[Collected data]
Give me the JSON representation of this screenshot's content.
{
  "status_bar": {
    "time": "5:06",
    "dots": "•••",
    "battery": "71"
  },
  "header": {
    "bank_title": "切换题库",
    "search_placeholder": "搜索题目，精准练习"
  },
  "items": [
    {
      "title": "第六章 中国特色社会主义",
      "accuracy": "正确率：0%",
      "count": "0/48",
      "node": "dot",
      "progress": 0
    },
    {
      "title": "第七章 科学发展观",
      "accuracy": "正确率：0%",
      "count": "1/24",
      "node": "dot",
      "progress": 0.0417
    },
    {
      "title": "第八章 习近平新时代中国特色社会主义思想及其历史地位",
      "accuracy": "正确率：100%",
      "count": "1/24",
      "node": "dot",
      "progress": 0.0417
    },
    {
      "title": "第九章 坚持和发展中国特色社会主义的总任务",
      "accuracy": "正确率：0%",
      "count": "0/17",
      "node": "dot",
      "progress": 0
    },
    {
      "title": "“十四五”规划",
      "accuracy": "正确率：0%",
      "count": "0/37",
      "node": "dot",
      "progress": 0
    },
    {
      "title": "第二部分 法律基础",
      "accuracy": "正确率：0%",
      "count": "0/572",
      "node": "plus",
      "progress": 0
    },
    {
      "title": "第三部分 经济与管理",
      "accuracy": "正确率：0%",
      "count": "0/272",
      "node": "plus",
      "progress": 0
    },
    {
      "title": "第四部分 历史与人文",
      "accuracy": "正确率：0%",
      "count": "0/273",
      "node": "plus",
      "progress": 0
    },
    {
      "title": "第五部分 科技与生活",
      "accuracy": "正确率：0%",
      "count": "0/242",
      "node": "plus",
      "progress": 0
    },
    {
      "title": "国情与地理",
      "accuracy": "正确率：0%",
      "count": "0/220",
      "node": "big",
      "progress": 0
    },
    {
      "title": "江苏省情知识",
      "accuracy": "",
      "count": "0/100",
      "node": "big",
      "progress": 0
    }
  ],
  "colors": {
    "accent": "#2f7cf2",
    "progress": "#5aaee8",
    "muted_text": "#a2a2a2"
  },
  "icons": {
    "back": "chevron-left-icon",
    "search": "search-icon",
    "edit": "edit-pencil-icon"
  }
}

» **Your goal**
Say how many lines in the entries contain the string "count", and leave out everything else.

» **Solution to this exercise**
11